### THE INPUT ###

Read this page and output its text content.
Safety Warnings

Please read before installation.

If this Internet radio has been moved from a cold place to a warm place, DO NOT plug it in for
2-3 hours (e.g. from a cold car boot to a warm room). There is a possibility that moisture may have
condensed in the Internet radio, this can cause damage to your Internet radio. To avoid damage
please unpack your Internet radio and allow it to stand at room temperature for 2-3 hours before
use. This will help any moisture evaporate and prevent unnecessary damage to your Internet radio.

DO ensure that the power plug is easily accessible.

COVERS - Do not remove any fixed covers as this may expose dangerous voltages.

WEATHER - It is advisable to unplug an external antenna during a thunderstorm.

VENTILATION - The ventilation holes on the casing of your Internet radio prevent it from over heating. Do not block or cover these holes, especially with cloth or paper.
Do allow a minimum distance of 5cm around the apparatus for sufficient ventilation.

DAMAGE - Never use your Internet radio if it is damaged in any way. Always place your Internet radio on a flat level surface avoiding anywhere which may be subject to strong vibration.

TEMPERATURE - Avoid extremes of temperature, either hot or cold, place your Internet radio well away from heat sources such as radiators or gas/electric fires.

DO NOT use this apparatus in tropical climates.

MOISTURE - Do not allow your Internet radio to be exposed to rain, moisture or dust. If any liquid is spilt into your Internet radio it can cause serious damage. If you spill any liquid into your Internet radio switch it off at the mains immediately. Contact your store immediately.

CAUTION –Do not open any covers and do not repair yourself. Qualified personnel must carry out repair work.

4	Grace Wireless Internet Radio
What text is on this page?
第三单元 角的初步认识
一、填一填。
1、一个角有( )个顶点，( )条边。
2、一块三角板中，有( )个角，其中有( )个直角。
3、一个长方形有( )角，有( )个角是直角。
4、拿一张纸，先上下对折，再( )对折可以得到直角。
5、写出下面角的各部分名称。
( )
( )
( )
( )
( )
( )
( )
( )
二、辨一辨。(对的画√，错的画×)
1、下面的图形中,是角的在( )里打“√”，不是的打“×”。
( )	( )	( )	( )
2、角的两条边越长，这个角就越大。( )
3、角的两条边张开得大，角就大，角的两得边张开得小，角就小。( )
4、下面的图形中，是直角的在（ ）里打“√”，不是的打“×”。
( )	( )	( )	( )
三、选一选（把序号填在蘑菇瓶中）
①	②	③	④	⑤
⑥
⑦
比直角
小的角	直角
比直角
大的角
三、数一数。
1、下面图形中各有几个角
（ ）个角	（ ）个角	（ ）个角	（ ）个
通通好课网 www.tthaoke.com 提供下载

###

### EXERCISE TASK:
Which lines above contain "不是的打"? Show each of them.

### ANSWER FOR THIS EXERCISE:
1、下面的图形中,是角的在( )里打“√”，不是的打“×”。
4、下面的图形中，是直角的在（ ）里打“√”，不是的打“×”。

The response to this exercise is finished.